- **PROVIDED RECORDS**:
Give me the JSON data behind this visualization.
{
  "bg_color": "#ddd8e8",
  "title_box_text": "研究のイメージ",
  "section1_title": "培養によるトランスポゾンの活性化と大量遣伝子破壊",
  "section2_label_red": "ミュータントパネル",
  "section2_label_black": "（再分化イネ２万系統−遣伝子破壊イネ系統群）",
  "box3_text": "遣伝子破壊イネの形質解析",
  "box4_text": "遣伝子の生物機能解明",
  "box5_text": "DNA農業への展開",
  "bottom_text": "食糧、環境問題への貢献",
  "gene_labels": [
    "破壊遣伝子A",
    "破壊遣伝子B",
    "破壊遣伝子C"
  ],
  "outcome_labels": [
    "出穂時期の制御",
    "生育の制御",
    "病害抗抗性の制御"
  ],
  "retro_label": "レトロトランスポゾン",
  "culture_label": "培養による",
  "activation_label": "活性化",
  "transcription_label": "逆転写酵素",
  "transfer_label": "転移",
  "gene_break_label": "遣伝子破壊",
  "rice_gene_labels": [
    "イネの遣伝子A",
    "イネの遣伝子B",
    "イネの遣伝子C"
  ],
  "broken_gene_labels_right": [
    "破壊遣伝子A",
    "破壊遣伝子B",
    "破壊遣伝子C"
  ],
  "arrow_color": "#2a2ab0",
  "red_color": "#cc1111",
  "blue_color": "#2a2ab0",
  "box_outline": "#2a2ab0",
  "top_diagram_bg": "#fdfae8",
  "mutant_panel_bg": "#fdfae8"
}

- **TO DO**: Repeat each record exactly. Omit nothing.

- **RESULT FOR THIS EXERCISE**:
Give me the JSON data behind this visualization.
{
  "bg_color": "#ddd8e8",
  "title_box_text": "研究のイメージ",
  "section1_title": "培養によるトランスポゾンの活性化と大量遣伝子破壊",
  "section2_label_red": "ミュータントパネル",
  "section2_label_black": "（再分化イネ２万系統−遣伝子破壊イネ系統群）",
  "box3_text": "遣伝子破壊イネの形質解析",
  "box4_text": "遣伝子の生物機能解明",
  "box5_text": "DNA農業への展開",
  "bottom_text": "食糧、環境問題への貢献",
  "gene_labels": [
    "破壊遣伝子A",
    "破壊遣伝子B",
    "破壊遣伝子C"
  ],
  "outcome_labels": [
    "出穂時期の制御",
    "生育の制御",
    "病害抗抗性の制御"
  ],
  "retro_label": "レトロトランスポゾン",
  "culture_label": "培養による",
  "activation_label": "活性化",
  "transcription_label": "逆転写酵素",
  "transfer_label": "転移",
  "gene_break_label": "遣伝子破壊",
  "rice_gene_labels": [
    "イネの遣伝子A",
    "イネの遣伝子B",
    "イネの遣伝子C"
  ],
  "broken_gene_labels_right": [
    "破壊遣伝子A",
    "破壊遣伝子B",
    "破壊遣伝子C"
  ],
  "arrow_color": "#2a2ab0",
  "red_color": "#cc1111",
  "blue_color": "#2a2ab0",
  "box_outline": "#2a2ab0",
  "top_diagram_bg": "#fdfae8",
  "mutant_panel_bg": "#fdfae8"
}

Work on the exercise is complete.